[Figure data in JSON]
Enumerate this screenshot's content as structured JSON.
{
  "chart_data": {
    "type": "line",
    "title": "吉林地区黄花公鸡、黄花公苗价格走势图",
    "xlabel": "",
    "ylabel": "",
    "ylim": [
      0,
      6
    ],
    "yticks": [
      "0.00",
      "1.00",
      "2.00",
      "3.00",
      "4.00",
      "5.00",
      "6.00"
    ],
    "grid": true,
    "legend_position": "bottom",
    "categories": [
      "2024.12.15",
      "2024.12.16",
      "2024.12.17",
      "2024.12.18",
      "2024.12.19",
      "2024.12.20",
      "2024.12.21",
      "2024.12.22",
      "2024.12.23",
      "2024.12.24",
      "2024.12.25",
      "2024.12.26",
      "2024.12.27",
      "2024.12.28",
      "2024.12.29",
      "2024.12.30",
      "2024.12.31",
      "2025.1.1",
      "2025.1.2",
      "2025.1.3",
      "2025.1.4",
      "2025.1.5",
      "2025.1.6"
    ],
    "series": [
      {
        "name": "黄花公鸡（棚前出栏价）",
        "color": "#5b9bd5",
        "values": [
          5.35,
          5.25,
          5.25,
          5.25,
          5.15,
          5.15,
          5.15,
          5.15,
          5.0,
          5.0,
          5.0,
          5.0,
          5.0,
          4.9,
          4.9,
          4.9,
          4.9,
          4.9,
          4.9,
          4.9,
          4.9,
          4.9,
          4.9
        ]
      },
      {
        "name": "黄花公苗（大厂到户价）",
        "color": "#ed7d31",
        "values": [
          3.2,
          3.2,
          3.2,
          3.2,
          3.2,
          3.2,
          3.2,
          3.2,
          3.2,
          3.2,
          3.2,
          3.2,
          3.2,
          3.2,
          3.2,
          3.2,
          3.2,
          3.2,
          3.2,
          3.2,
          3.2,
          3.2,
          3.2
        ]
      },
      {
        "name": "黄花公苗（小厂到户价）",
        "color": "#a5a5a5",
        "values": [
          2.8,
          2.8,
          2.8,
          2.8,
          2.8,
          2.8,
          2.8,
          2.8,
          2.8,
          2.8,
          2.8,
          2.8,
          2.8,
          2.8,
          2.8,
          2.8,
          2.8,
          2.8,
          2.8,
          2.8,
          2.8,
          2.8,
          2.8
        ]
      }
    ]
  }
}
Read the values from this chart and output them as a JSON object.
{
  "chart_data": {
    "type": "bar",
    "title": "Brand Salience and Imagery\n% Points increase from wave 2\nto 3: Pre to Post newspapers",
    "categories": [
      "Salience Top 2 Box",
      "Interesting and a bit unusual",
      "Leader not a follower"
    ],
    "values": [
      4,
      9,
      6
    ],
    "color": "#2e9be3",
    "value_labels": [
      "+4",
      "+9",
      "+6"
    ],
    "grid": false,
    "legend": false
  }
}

* _Job_
Pick out the lines that contain "color" and copy them.

* _Output for this exercise_
        "color": "#5b9bd5",
        "color": "#ed7d31",
        "color": "#a5a5a5",
    "color": "#2e9be3",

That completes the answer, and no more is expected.